TO DO:
Return the complete listing that follows, with each line reproduced exactly.

Dataset entries on figures:
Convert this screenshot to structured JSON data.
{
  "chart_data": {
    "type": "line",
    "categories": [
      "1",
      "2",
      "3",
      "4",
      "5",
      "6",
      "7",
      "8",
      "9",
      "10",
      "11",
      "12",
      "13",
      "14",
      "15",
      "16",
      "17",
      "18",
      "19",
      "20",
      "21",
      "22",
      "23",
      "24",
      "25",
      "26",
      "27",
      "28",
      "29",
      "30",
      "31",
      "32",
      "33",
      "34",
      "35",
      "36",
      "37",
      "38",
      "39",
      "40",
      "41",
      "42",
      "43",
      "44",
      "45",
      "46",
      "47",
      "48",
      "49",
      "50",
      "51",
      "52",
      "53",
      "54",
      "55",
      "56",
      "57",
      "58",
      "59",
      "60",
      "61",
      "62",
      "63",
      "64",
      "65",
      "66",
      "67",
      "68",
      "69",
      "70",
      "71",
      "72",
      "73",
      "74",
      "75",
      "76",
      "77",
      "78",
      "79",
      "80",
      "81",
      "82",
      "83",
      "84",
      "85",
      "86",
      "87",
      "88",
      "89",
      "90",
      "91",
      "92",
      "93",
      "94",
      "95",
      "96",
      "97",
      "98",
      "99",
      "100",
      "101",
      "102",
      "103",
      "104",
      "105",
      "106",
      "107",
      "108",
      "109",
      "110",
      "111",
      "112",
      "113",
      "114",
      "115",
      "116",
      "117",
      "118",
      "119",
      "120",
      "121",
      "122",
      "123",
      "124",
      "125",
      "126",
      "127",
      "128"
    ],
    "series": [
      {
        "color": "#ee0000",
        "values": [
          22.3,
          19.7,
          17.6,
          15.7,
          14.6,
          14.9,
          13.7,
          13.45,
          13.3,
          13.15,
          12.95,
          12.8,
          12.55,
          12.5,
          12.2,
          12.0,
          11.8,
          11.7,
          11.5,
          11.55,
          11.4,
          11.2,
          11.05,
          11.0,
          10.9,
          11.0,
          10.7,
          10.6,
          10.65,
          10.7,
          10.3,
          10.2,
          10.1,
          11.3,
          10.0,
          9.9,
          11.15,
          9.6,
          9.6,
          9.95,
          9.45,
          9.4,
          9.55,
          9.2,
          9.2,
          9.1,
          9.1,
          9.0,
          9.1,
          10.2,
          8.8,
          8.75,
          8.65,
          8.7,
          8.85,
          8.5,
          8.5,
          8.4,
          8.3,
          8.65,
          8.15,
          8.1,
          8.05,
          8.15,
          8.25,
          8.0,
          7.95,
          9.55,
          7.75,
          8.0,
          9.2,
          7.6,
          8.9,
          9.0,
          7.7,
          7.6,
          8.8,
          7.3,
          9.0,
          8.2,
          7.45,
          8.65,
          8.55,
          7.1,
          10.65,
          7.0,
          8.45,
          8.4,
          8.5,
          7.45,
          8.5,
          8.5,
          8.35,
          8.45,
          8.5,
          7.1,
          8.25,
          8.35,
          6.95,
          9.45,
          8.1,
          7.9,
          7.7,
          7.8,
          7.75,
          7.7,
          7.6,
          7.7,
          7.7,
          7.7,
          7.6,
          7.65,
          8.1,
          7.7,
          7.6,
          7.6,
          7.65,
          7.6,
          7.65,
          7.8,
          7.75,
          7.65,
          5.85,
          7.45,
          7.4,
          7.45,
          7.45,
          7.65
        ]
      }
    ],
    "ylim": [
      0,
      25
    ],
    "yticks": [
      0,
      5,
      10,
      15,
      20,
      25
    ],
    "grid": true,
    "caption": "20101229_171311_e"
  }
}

RESPONSE TO THIS EXERCISE:
Convert this screenshot to structured JSON data.
{
  "chart_data": {
    "type": "line",
    "categories": [
      "1",
      "2",
      "3",
      "4",
      "5",
      "6",
      "7",
      "8",
      "9",
      "10",
      "11",
      "12",
      "13",
      "14",
      "15",
      "16",
      "17",
      "18",
      "19",
      "20",
      "21",
      "22",
      "23",
      "24",
      "25",
      "26",
      "27",
      "28",
      "29",
      "30",
      "31",
      "32",
      "33",
      "34",
      "35",
      "36",
      "37",
      "38",
      "39",
      "40",
      "41",
      "42",
      "43",
      "44",
      "45",
      "46",
      "47",
      "48",
      "49",
      "50",
      "51",
      "52",
      "53",
      "54",
      "55",
      "56",
      "57",
      "58",
      "59",
      "60",
      "61",
      "62",
      "63",
      "64",
      "65",
      "66",
      "67",
      "68",
      "69",
      "70",
      "71",
      "72",
      "73",
      "74",
      "75",
      "76",
      "77",
      "78",
      "79",
      "80",
      "81",
      "82",
      "83",
      "84",
      "85",
      "86",
      "87",
      "88",
      "89",
      "90",
      "91",
      "92",
      "93",
      "94",
      "95",
      "96",
      "97",
      "98",
      "99",
      "100",
      "101",
      "102",
      "103",
      "104",
      "105",
      "106",
      "107",
      "108",
      "109",
      "110",
      "111",
      "112",
      "113",
      "114",
      "115",
      "116",
      "117",
      "118",
      "119",
      "120",
      "121",
      "122",
      "123",
      "124",
      "125",
      "126",
      "127",
      "128"
    ],
    "series": [
      {
        "color": "#ee0000",
        "values": [
          22.3,
          19.7,
          17.6,
          15.7,
          14.6,
          14.9,
          13.7,
          13.45,
          13.3,
          13.15,
          12.95,
          12.8,
          12.55,
          12.5,
          12.2,
          12.0,
          11.8,
          11.7,
          11.5,
          11.55,
          11.4,
          11.2,
          11.05,
          11.0,
          10.9,
          11.0,
          10.7,
          10.6,
          10.65,
          10.7,
          10.3,
          10.2,
          10.1,
          11.3,
          10.0,
          9.9,
          11.15,
          9.6,
          9.6,
          9.95,
          9.45,
          9.4,
          9.55,
          9.2,
          9.2,
          9.1,
          9.1,
          9.0,
          9.1,
          10.2,
          8.8,
          8.75,
          8.65,
          8.7,
          8.85,
          8.5,
          8.5,
          8.4,
          8.3,
          8.65,
          8.15,
          8.1,
          8.05,
          8.15,
          8.25,
          8.0,
          7.95,
          9.55,
          7.75,
          8.0,
          9.2,
          7.6,
          8.9,
          9.0,
          7.7,
          7.6,
          8.8,
          7.3,
          9.0,
          8.2,
          7.45,
          8.65,
          8.55,
          7.1,
          10.65,
          7.0,
          8.45,
          8.4,
          8.5,
          7.45,
          8.5,
          8.5,
          8.35,
          8.45,
          8.5,
          7.1,
          8.25,
          8.35,
          6.95,
          9.45,
          8.1,
          7.9,
          7.7,
          7.8,
          7.75,
          7.7,
          7.6,
          7.7,
          7.7,
          7.7,
          7.6,
          7.65,
          8.1,
          7.7,
          7.6,
          7.6,
          7.65,
          7.6,
          7.65,
          7.8,
          7.75,
          7.65,
          5.85,
          7.45,
          7.4,
          7.45,
          7.45,
          7.65
        ]
      }
    ],
    "ylim": [
      0,
      25
    ],
    "yticks": [
      0,
      5,
      10,
      15,
      20,
      25
    ],
    "grid": true,
    "caption": "20101229_171311_e"
  }
}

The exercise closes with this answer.